- _Directions for this task_: Skip any picture you find and retype all the remaining lines exactly.

Chart and figure data
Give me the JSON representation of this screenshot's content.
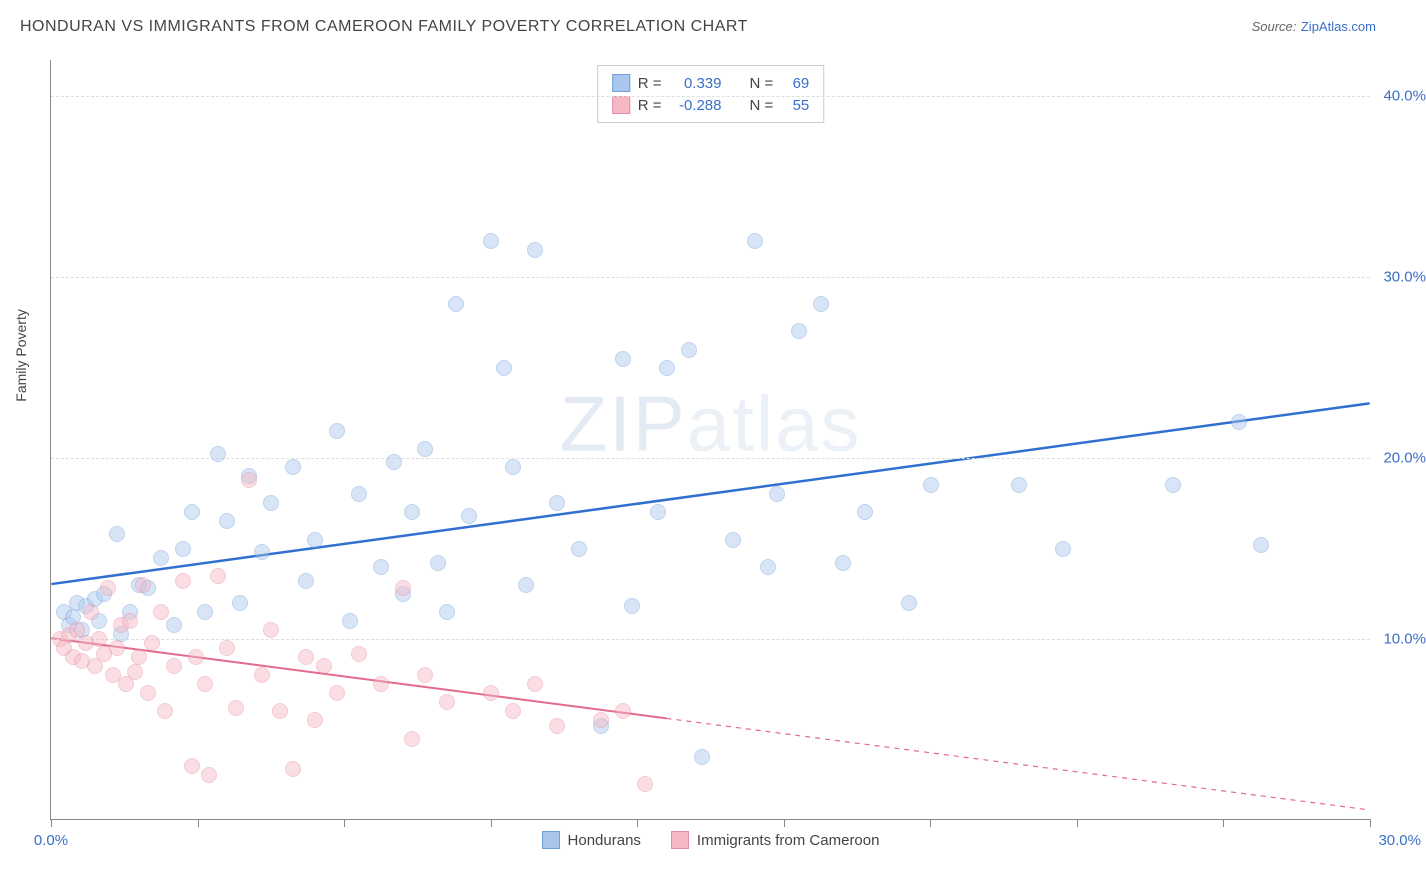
{
  "title": "HONDURAN VS IMMIGRANTS FROM CAMEROON FAMILY POVERTY CORRELATION CHART",
  "source_label": "Source:",
  "source_name": "ZipAtlas.com",
  "watermark": "ZIPatlas",
  "y_axis_label": "Family Poverty",
  "chart": {
    "type": "scatter",
    "xlim": [
      0,
      30
    ],
    "ylim": [
      0,
      42
    ],
    "x_tick_step": 3.33,
    "y_ticks": [
      10,
      20,
      30,
      40
    ],
    "y_tick_labels": [
      "10.0%",
      "20.0%",
      "30.0%",
      "40.0%"
    ],
    "x_tick_labels_shown": {
      "0": "0.0%",
      "30": "30.0%"
    },
    "background_color": "#ffffff",
    "grid_color": "#dddddd",
    "axis_color": "#888888",
    "tick_label_color": "#3b6fc9",
    "marker_radius": 8,
    "marker_opacity": 0.45,
    "series": [
      {
        "name": "Hondurans",
        "color_fill": "#a9c7ec",
        "color_stroke": "#6f9fd8",
        "R": "0.339",
        "N": "69",
        "trend": {
          "x1": 0,
          "y1": 13.0,
          "x2": 30,
          "y2": 23.0,
          "color": "#2f6fd0",
          "width": 2.5,
          "dash_after_x": null
        },
        "points": [
          [
            0.3,
            11.5
          ],
          [
            0.4,
            10.8
          ],
          [
            0.5,
            11.2
          ],
          [
            0.6,
            12.0
          ],
          [
            0.7,
            10.5
          ],
          [
            0.8,
            11.8
          ],
          [
            1.0,
            12.2
          ],
          [
            1.1,
            11.0
          ],
          [
            1.2,
            12.5
          ],
          [
            1.5,
            15.8
          ],
          [
            1.6,
            10.3
          ],
          [
            1.8,
            11.5
          ],
          [
            2.0,
            13.0
          ],
          [
            2.2,
            12.8
          ],
          [
            2.5,
            14.5
          ],
          [
            2.8,
            10.8
          ],
          [
            3.0,
            15.0
          ],
          [
            3.2,
            17.0
          ],
          [
            3.5,
            11.5
          ],
          [
            3.8,
            20.2
          ],
          [
            4.0,
            16.5
          ],
          [
            4.3,
            12.0
          ],
          [
            4.5,
            19.0
          ],
          [
            4.8,
            14.8
          ],
          [
            5.0,
            17.5
          ],
          [
            5.5,
            19.5
          ],
          [
            5.8,
            13.2
          ],
          [
            6.0,
            15.5
          ],
          [
            6.5,
            21.5
          ],
          [
            6.8,
            11.0
          ],
          [
            7.0,
            18.0
          ],
          [
            7.5,
            14.0
          ],
          [
            7.8,
            19.8
          ],
          [
            8.0,
            12.5
          ],
          [
            8.2,
            17.0
          ],
          [
            8.5,
            20.5
          ],
          [
            8.8,
            14.2
          ],
          [
            9.0,
            11.5
          ],
          [
            9.2,
            28.5
          ],
          [
            9.5,
            16.8
          ],
          [
            10.0,
            32.0
          ],
          [
            10.3,
            25.0
          ],
          [
            10.5,
            19.5
          ],
          [
            10.8,
            13.0
          ],
          [
            11.0,
            31.5
          ],
          [
            11.5,
            17.5
          ],
          [
            12.0,
            15.0
          ],
          [
            12.5,
            5.2
          ],
          [
            13.0,
            25.5
          ],
          [
            13.2,
            11.8
          ],
          [
            13.8,
            17.0
          ],
          [
            14.0,
            25.0
          ],
          [
            14.5,
            26.0
          ],
          [
            14.8,
            3.5
          ],
          [
            15.5,
            15.5
          ],
          [
            16.0,
            32.0
          ],
          [
            16.3,
            14.0
          ],
          [
            16.5,
            18.0
          ],
          [
            17.0,
            27.0
          ],
          [
            17.5,
            28.5
          ],
          [
            18.0,
            14.2
          ],
          [
            18.5,
            17.0
          ],
          [
            19.5,
            12.0
          ],
          [
            20.0,
            18.5
          ],
          [
            22.0,
            18.5
          ],
          [
            23.0,
            15.0
          ],
          [
            25.5,
            18.5
          ],
          [
            27.0,
            22.0
          ],
          [
            27.5,
            15.2
          ]
        ]
      },
      {
        "name": "Immigrants from Cameroon",
        "color_fill": "#f5b8c5",
        "color_stroke": "#e88ba2",
        "R": "-0.288",
        "N": "55",
        "trend": {
          "x1": 0,
          "y1": 10.0,
          "x2": 30,
          "y2": 0.5,
          "color": "#e26a8a",
          "width": 2,
          "dash_after_x": 14
        },
        "points": [
          [
            0.2,
            10.0
          ],
          [
            0.3,
            9.5
          ],
          [
            0.4,
            10.2
          ],
          [
            0.5,
            9.0
          ],
          [
            0.6,
            10.5
          ],
          [
            0.7,
            8.8
          ],
          [
            0.8,
            9.8
          ],
          [
            0.9,
            11.5
          ],
          [
            1.0,
            8.5
          ],
          [
            1.1,
            10.0
          ],
          [
            1.2,
            9.2
          ],
          [
            1.3,
            12.8
          ],
          [
            1.4,
            8.0
          ],
          [
            1.5,
            9.5
          ],
          [
            1.6,
            10.8
          ],
          [
            1.7,
            7.5
          ],
          [
            1.8,
            11.0
          ],
          [
            1.9,
            8.2
          ],
          [
            2.0,
            9.0
          ],
          [
            2.1,
            13.0
          ],
          [
            2.2,
            7.0
          ],
          [
            2.3,
            9.8
          ],
          [
            2.5,
            11.5
          ],
          [
            2.6,
            6.0
          ],
          [
            2.8,
            8.5
          ],
          [
            3.0,
            13.2
          ],
          [
            3.2,
            3.0
          ],
          [
            3.3,
            9.0
          ],
          [
            3.5,
            7.5
          ],
          [
            3.6,
            2.5
          ],
          [
            3.8,
            13.5
          ],
          [
            4.0,
            9.5
          ],
          [
            4.2,
            6.2
          ],
          [
            4.5,
            18.8
          ],
          [
            4.8,
            8.0
          ],
          [
            5.0,
            10.5
          ],
          [
            5.2,
            6.0
          ],
          [
            5.5,
            2.8
          ],
          [
            5.8,
            9.0
          ],
          [
            6.0,
            5.5
          ],
          [
            6.2,
            8.5
          ],
          [
            6.5,
            7.0
          ],
          [
            7.0,
            9.2
          ],
          [
            7.5,
            7.5
          ],
          [
            8.0,
            12.8
          ],
          [
            8.2,
            4.5
          ],
          [
            8.5,
            8.0
          ],
          [
            9.0,
            6.5
          ],
          [
            10.0,
            7.0
          ],
          [
            10.5,
            6.0
          ],
          [
            11.0,
            7.5
          ],
          [
            11.5,
            5.2
          ],
          [
            12.5,
            5.5
          ],
          [
            13.0,
            6.0
          ],
          [
            13.5,
            2.0
          ]
        ]
      }
    ]
  },
  "legend_top": {
    "r_label": "R =",
    "n_label": "N ="
  },
  "legend_bottom_labels": [
    "Hondurans",
    "Immigrants from Cameroon"
  ]
}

- _Task output_:
Give me the JSON representation of this screenshot's content.
{
  "title": "HONDURAN VS IMMIGRANTS FROM CAMEROON FAMILY POVERTY CORRELATION CHART",
  "source_label": "Source:",
  "source_name": "ZipAtlas.com",
  "watermark": "ZIPatlas",
  "y_axis_label": "Family Poverty",
  "chart": {
    "type": "scatter",
    "xlim": [
      0,
      30
    ],
    "ylim": [
      0,
      42
    ],
    "x_tick_step": 3.33,
    "y_ticks": [
      10,
      20,
      30,
      40
    ],
    "y_tick_labels": [
      "10.0%",
      "20.0%",
      "30.0%",
      "40.0%"
    ],
    "x_tick_labels_shown": {
      "0": "0.0%",
      "30": "30.0%"
    },
    "background_color": "#ffffff",
    "grid_color": "#dddddd",
    "axis_color": "#888888",
    "tick_label_color": "#3b6fc9",
    "marker_radius": 8,
    "marker_opacity": 0.45,
    "series": [
      {
        "name": "Hondurans",
        "color_fill": "#a9c7ec",
        "color_stroke": "#6f9fd8",
        "R": "0.339",
        "N": "69",
        "trend": {
          "x1": 0,
          "y1": 13.0,
          "x2": 30,
          "y2": 23.0,
          "color": "#2f6fd0",
          "width": 2.5,
          "dash_after_x": null
        },
        "points": [
          [
            0.3,
            11.5
          ],
          [
            0.4,
            10.8
          ],
          [
            0.5,
            11.2
          ],
          [
            0.6,
            12.0
          ],
          [
            0.7,
            10.5
          ],
          [
            0.8,
            11.8
          ],
          [
            1.0,
            12.2
          ],
          [
            1.1,
            11.0
          ],
          [
            1.2,
            12.5
          ],
          [
            1.5,
            15.8
          ],
          [
            1.6,
            10.3
          ],
          [
            1.8,
            11.5
          ],
          [
            2.0,
            13.0
          ],
          [
            2.2,
            12.8
          ],
          [
            2.5,
            14.5
          ],
          [
            2.8,
            10.8
          ],
          [
            3.0,
            15.0
          ],
          [
            3.2,
            17.0
          ],
          [
            3.5,
            11.5
          ],
          [
            3.8,
            20.2
          ],
          [
            4.0,
            16.5
          ],
          [
            4.3,
            12.0
          ],
          [
            4.5,
            19.0
          ],
          [
            4.8,
            14.8
          ],
          [
            5.0,
            17.5
          ],
          [
            5.5,
            19.5
          ],
          [
            5.8,
            13.2
          ],
          [
            6.0,
            15.5
          ],
          [
            6.5,
            21.5
          ],
          [
            6.8,
            11.0
          ],
          [
            7.0,
            18.0
          ],
          [
            7.5,
            14.0
          ],
          [
            7.8,
            19.8
          ],
          [
            8.0,
            12.5
          ],
          [
            8.2,
            17.0
          ],
          [
            8.5,
            20.5
          ],
          [
            8.8,
            14.2
          ],
          [
            9.0,
            11.5
          ],
          [
            9.2,
            28.5
          ],
          [
            9.5,
            16.8
          ],
          [
            10.0,
            32.0
          ],
          [
            10.3,
            25.0
          ],
          [
            10.5,
            19.5
          ],
          [
            10.8,
            13.0
          ],
          [
            11.0,
            31.5
          ],
          [
            11.5,
            17.5
          ],
          [
            12.0,
            15.0
          ],
          [
            12.5,
            5.2
          ],
          [
            13.0,
            25.5
          ],
          [
            13.2,
            11.8
          ],
          [
            13.8,
            17.0
          ],
          [
            14.0,
            25.0
          ],
          [
            14.5,
            26.0
          ],
          [
            14.8,
            3.5
          ],
          [
            15.5,
            15.5
          ],
          [
            16.0,
            32.0
          ],
          [
            16.3,
            14.0
          ],
          [
            16.5,
            18.0
          ],
          [
            17.0,
            27.0
          ],
          [
            17.5,
            28.5
          ],
          [
            18.0,
            14.2
          ],
          [
            18.5,
            17.0
          ],
          [
            19.5,
            12.0
          ],
          [
            20.0,
            18.5
          ],
          [
            22.0,
            18.5
          ],
          [
            23.0,
            15.0
          ],
          [
            25.5,
            18.5
          ],
          [
            27.0,
            22.0
          ],
          [
            27.5,
            15.2
          ]
        ]
      },
      {
        "name": "Immigrants from Cameroon",
        "color_fill": "#f5b8c5",
        "color_stroke": "#e88ba2",
        "R": "-0.288",
        "N": "55",
        "trend": {
          "x1": 0,
          "y1": 10.0,
          "x2": 30,
          "y2": 0.5,
          "color": "#e26a8a",
          "width": 2,
          "dash_after_x": 14
        },
        "points": [
          [
            0.2,
            10.0
          ],
          [
            0.3,
            9.5
          ],
          [
            0.4,
            10.2
          ],
          [
            0.5,
            9.0
          ],
          [
            0.6,
            10.5
          ],
          [
            0.7,
            8.8
          ],
          [
            0.8,
            9.8
          ],
          [
            0.9,
            11.5
          ],
          [
            1.0,
            8.5
          ],
          [
            1.1,
            10.0
          ],
          [
            1.2,
            9.2
          ],
          [
            1.3,
            12.8
          ],
          [
            1.4,
            8.0
          ],
          [
            1.5,
            9.5
          ],
          [
            1.6,
            10.8
          ],
          [
            1.7,
            7.5
          ],
          [
            1.8,
            11.0
          ],
          [
            1.9,
            8.2
          ],
          [
            2.0,
            9.0
          ],
          [
            2.1,
            13.0
          ],
          [
            2.2,
            7.0
          ],
          [
            2.3,
            9.8
          ],
          [
            2.5,
            11.5
          ],
          [
            2.6,
            6.0
          ],
          [
            2.8,
            8.5
          ],
          [
            3.0,
            13.2
          ],
          [
            3.2,
            3.0
          ],
          [
            3.3,
            9.0
          ],
          [
            3.5,
            7.5
          ],
          [
            3.6,
            2.5
          ],
          [
            3.8,
            13.5
          ],
          [
            4.0,
            9.5
          ],
          [
            4.2,
            6.2
          ],
          [
            4.5,
            18.8
          ],
          [
            4.8,
            8.0
          ],
          [
            5.0,
            10.5
          ],
          [
            5.2,
            6.0
          ],
          [
            5.5,
            2.8
          ],
          [
            5.8,
            9.0
          ],
          [
            6.0,
            5.5
          ],
          [
            6.2,
            8.5
          ],
          [
            6.5,
            7.0
          ],
          [
            7.0,
            9.2
          ],
          [
            7.5,
            7.5
          ],
          [
            8.0,
            12.8
          ],
          [
            8.2,
            4.5
          ],
          [
            8.5,
            8.0
          ],
          [
            9.0,
            6.5
          ],
          [
            10.0,
            7.0
          ],
          [
            10.5,
            6.0
          ],
          [
            11.0,
            7.5
          ],
          [
            11.5,
            5.2
          ],
          [
            12.5,
            5.5
          ],
          [
            13.0,
            6.0
          ],
          [
            13.5,
            2.0
          ]
        ]
      }
    ]
  },
  "legend_top": {
    "r_label": "R =",
    "n_label": "N ="
  },
  "legend_bottom_labels": [
    "Hondurans",
    "Immigrants from Cameroon"
  ]
}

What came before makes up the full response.